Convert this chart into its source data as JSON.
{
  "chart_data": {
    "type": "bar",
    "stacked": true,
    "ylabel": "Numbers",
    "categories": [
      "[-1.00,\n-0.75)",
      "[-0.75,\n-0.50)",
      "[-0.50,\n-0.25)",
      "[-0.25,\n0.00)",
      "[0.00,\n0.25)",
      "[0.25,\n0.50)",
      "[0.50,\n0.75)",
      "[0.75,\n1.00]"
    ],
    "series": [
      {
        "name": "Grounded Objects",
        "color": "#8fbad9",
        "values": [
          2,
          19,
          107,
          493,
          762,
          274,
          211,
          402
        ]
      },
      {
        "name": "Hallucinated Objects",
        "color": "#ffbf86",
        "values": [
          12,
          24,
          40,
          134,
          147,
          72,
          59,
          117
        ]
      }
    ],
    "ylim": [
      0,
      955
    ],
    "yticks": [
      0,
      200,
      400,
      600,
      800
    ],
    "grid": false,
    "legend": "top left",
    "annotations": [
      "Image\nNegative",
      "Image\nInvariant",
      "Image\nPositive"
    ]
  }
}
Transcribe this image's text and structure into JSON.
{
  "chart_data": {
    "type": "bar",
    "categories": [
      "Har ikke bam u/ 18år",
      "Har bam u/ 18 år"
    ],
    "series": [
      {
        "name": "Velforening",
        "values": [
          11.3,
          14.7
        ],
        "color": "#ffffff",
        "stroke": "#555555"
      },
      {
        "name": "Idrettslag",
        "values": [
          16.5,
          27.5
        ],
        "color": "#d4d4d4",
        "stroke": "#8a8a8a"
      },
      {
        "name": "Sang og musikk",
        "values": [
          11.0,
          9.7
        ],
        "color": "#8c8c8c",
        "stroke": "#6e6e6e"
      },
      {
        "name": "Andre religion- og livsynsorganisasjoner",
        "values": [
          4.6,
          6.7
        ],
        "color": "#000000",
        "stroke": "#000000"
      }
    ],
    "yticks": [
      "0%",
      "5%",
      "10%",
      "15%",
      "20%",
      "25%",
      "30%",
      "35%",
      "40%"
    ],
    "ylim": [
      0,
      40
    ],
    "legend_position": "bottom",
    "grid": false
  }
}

※ ※ ※

**TASK PROMPT**
List each line in the listing that contains the string "this".

**COMPLETED EXERCISE**
Convert this chart into its source data as JSON.
Transcribe this image's text and structure into JSON.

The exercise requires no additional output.